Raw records
━━━━━━━━━━━━━━━━━━━━━━━━━━━━━━
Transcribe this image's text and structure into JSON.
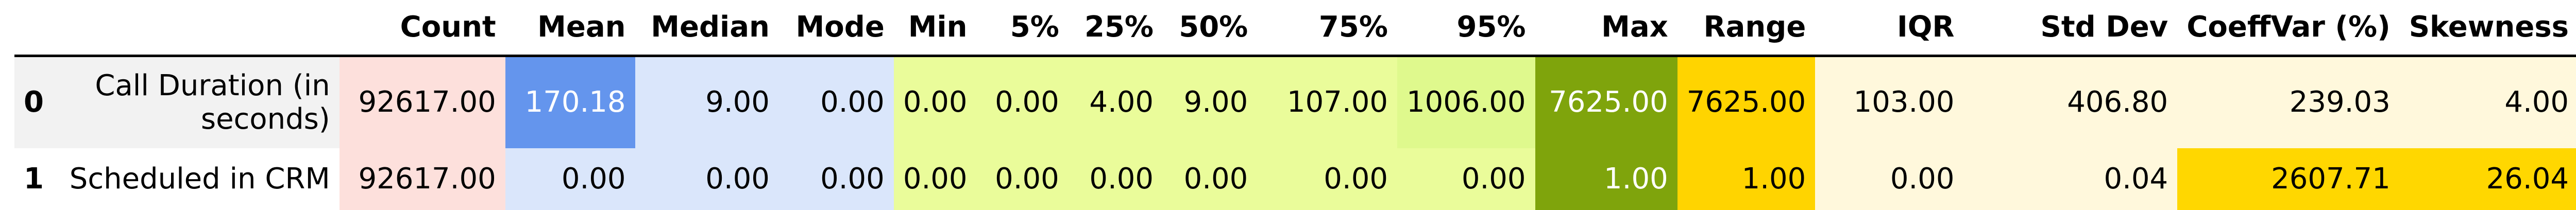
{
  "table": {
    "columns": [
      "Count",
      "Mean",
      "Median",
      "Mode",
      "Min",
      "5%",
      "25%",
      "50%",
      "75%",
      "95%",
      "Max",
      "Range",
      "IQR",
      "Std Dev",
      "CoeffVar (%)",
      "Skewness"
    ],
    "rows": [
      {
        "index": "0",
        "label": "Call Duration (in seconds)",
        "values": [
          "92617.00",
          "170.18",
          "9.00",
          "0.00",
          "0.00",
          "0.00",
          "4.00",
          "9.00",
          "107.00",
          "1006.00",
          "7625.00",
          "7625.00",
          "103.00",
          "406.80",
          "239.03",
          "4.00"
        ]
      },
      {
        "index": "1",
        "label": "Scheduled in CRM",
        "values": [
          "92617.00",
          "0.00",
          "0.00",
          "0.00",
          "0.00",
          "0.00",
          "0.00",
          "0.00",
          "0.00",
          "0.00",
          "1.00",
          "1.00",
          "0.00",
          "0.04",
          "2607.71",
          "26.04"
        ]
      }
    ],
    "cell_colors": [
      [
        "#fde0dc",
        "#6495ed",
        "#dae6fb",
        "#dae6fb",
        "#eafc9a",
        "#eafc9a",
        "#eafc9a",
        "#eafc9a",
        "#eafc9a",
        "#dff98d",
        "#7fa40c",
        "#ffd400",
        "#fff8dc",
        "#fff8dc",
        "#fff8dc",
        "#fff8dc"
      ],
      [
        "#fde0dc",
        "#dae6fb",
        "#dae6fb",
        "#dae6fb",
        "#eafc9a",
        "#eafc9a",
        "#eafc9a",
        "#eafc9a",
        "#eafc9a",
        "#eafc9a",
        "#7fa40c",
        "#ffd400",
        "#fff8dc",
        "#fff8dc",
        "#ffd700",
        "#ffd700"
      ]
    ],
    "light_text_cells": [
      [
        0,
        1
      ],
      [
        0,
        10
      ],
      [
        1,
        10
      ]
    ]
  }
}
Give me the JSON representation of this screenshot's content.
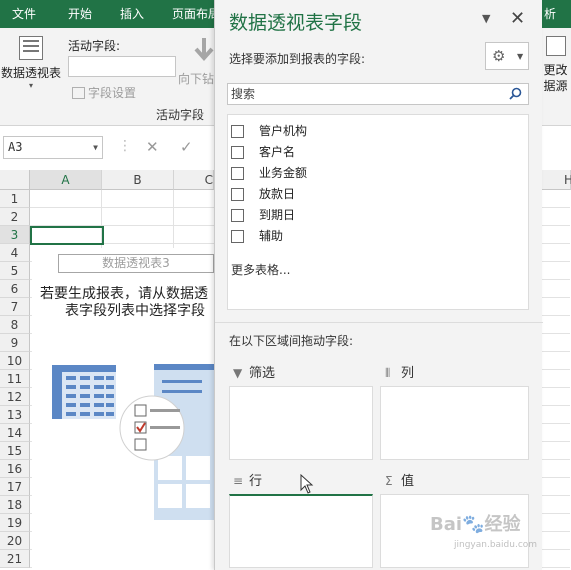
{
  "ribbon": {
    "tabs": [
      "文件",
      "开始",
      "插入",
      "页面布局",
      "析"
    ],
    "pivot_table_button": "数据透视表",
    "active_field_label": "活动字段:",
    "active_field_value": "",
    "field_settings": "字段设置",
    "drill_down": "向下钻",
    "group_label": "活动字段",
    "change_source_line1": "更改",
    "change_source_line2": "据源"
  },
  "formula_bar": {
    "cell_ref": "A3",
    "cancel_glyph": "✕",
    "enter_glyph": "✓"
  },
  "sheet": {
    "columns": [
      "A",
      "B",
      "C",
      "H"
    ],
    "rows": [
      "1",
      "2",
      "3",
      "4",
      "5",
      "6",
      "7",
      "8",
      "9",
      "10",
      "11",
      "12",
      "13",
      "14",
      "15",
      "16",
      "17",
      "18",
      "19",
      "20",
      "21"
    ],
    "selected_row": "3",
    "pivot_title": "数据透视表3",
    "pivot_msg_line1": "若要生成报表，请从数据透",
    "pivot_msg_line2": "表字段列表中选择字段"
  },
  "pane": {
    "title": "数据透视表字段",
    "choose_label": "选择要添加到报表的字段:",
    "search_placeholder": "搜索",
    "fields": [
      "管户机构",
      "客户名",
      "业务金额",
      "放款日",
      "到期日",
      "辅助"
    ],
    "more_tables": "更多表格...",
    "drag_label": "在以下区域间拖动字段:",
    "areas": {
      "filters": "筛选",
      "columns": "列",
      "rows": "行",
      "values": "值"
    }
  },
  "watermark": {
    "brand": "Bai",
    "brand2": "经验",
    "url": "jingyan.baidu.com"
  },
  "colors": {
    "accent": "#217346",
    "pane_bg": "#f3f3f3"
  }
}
━━━━━━━━━━━━━━━━━━━━━━━━━━━━━━
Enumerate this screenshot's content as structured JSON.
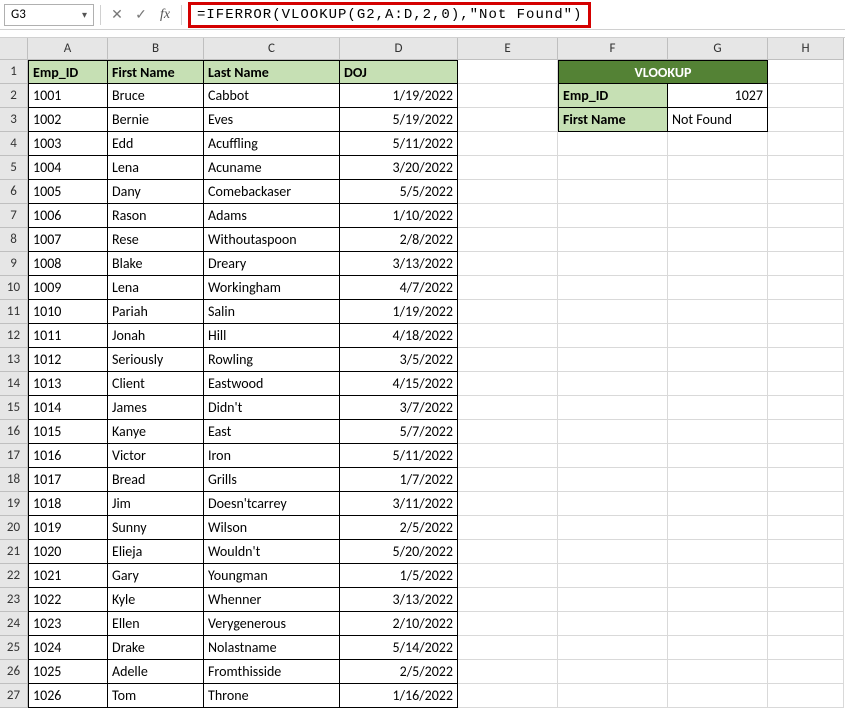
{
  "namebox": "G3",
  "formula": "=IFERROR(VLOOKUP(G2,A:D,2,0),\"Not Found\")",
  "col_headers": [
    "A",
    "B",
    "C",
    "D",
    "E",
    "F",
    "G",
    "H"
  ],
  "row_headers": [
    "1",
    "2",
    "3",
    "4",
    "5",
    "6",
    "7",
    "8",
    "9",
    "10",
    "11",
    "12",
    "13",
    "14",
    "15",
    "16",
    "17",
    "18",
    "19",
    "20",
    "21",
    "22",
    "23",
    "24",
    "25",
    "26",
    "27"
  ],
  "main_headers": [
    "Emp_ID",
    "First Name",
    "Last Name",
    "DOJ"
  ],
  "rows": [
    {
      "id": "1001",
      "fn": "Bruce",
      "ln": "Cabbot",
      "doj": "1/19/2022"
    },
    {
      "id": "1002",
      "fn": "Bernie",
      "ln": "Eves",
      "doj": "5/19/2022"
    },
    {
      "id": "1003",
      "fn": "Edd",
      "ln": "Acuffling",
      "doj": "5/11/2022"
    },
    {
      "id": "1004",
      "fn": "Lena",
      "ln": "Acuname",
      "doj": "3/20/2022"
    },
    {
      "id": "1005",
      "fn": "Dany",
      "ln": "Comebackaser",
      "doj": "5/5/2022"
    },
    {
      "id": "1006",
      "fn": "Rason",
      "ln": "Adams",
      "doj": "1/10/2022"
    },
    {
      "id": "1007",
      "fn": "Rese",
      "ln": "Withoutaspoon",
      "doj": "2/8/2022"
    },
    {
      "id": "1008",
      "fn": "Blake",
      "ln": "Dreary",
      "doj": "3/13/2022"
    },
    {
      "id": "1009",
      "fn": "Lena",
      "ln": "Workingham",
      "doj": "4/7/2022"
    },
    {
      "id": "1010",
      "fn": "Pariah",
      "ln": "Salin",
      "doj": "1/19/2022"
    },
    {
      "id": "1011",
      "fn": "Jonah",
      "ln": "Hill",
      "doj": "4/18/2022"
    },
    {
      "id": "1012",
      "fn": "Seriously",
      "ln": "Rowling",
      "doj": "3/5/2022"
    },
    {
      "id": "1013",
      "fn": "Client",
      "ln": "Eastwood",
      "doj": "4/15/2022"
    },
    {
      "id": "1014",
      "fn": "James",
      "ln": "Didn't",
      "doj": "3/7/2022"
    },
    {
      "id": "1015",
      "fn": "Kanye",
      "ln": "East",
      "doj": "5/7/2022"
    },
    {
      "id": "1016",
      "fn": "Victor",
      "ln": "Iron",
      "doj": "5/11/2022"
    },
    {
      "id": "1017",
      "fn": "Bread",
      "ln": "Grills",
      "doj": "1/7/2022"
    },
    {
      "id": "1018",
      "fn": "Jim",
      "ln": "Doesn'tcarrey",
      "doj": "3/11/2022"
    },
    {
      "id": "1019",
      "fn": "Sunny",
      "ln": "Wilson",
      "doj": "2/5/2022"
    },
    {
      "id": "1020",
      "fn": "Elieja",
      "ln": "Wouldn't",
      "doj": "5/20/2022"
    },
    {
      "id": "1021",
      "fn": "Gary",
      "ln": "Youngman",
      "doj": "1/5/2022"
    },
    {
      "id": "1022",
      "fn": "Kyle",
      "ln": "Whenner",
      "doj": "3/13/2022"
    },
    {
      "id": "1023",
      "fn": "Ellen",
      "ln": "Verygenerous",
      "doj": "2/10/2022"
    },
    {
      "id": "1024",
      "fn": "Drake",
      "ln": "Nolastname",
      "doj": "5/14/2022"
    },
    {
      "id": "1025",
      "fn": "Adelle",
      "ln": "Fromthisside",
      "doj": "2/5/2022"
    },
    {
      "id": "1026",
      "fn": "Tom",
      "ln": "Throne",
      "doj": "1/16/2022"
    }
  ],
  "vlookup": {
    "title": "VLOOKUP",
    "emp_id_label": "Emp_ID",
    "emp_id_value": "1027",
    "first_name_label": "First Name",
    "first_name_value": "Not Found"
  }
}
━━━━━━━━━━━━━━━━━━━━━━━━━━━━━━
** Problem description **
Find how many lines hold the string "screenshot", and state that number alone.

** Answer in full **
2